[Collected data]
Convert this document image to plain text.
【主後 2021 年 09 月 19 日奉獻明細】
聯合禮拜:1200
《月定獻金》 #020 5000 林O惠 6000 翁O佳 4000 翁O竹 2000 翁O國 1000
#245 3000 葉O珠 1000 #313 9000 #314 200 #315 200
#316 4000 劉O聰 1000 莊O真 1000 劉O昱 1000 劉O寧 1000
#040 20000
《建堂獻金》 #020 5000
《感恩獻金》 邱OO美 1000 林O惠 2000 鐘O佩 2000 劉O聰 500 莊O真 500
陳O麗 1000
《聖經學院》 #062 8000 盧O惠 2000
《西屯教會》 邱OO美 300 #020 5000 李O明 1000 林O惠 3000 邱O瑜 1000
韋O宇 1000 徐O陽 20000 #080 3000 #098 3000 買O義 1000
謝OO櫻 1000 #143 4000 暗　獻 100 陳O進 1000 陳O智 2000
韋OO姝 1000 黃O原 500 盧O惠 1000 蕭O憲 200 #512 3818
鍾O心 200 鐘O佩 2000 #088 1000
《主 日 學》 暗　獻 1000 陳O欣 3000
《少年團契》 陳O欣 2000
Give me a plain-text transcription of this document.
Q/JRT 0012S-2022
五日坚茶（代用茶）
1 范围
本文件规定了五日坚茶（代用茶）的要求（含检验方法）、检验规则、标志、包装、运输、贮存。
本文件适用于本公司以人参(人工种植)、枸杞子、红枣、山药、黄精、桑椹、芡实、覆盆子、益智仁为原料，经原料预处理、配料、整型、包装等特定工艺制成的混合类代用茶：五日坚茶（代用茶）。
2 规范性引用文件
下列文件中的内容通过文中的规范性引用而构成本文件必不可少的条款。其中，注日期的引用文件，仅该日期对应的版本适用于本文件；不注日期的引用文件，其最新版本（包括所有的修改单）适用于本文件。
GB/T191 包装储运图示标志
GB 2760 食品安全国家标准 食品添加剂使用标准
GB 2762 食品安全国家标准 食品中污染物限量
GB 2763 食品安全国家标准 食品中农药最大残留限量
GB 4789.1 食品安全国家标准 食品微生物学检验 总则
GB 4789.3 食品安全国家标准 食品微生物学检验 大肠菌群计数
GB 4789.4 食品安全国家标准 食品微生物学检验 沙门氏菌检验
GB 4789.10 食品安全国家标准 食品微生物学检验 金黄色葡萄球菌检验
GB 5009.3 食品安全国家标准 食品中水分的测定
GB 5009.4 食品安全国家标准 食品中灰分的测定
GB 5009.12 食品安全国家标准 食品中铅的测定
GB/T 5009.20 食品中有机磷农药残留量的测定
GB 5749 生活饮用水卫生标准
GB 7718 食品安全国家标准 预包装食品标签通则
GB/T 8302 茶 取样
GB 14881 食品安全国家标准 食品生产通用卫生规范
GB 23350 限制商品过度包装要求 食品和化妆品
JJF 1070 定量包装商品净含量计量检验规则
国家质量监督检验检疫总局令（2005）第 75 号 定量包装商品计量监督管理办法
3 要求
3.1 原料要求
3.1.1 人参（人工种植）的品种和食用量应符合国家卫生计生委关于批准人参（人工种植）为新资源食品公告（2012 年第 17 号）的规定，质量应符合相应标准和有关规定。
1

- **Work to complete**: Write out the entries above once more, without altering anything.

- **Result of this task**:
Convert this document image to plain text.
【主後 2021 年 09 月 19 日奉獻明細】
聯合禮拜:1200
《月定獻金》 #020 5000 林O惠 6000 翁O佳 4000 翁O竹 2000 翁O國 1000
#245 3000 葉O珠 1000 #313 9000 #314 200 #315 200
#316 4000 劉O聰 1000 莊O真 1000 劉O昱 1000 劉O寧 1000
#040 20000
《建堂獻金》 #020 5000
《感恩獻金》 邱OO美 1000 林O惠 2000 鐘O佩 2000 劉O聰 500 莊O真 500
陳O麗 1000
《聖經學院》 #062 8000 盧O惠 2000
《西屯教會》 邱OO美 300 #020 5000 李O明 1000 林O惠 3000 邱O瑜 1000
韋O宇 1000 徐O陽 20000 #080 3000 #098 3000 買O義 1000
謝OO櫻 1000 #143 4000 暗　獻 100 陳O進 1000 陳O智 2000
韋OO姝 1000 黃O原 500 盧O惠 1000 蕭O憲 200 #512 3818
鍾O心 200 鐘O佩 2000 #088 1000
《主 日 學》 暗　獻 1000 陳O欣 3000
《少年團契》 陳O欣 2000
Give me a plain-text transcription of this document.
Q/JRT 0012S-2022
五日坚茶（代用茶）
1 范围
本文件规定了五日坚茶（代用茶）的要求（含检验方法）、检验规则、标志、包装、运输、贮存。
本文件适用于本公司以人参(人工种植)、枸杞子、红枣、山药、黄精、桑椹、芡实、覆盆子、益智仁为原料，经原料预处理、配料、整型、包装等特定工艺制成的混合类代用茶：五日坚茶（代用茶）。
2 规范性引用文件
下列文件中的内容通过文中的规范性引用而构成本文件必不可少的条款。其中，注日期的引用文件，仅该日期对应的版本适用于本文件；不注日期的引用文件，其最新版本（包括所有的修改单）适用于本文件。
GB/T191 包装储运图示标志
GB 2760 食品安全国家标准 食品添加剂使用标准
GB 2762 食品安全国家标准 食品中污染物限量
GB 2763 食品安全国家标准 食品中农药最大残留限量
GB 4789.1 食品安全国家标准 食品微生物学检验 总则
GB 4789.3 食品安全国家标准 食品微生物学检验 大肠菌群计数
GB 4789.4 食品安全国家标准 食品微生物学检验 沙门氏菌检验
GB 4789.10 食品安全国家标准 食品微生物学检验 金黄色葡萄球菌检验
GB 5009.3 食品安全国家标准 食品中水分的测定
GB 5009.4 食品安全国家标准 食品中灰分的测定
GB 5009.12 食品安全国家标准 食品中铅的测定
GB/T 5009.20 食品中有机磷农药残留量的测定
GB 5749 生活饮用水卫生标准
GB 7718 食品安全国家标准 预包装食品标签通则
GB/T 8302 茶 取样
GB 14881 食品安全国家标准 食品生产通用卫生规范
GB 23350 限制商品过度包装要求 食品和化妆品
JJF 1070 定量包装商品净含量计量检验规则
国家质量监督检验检疫总局令（2005）第 75 号 定量包装商品计量监督管理办法
3 要求
3.1 原料要求
3.1.1 人参（人工种植）的品种和食用量应符合国家卫生计生委关于批准人参（人工种植）为新资源食品公告（2012 年第 17 号）的规定，质量应符合相应标准和有关规定。
1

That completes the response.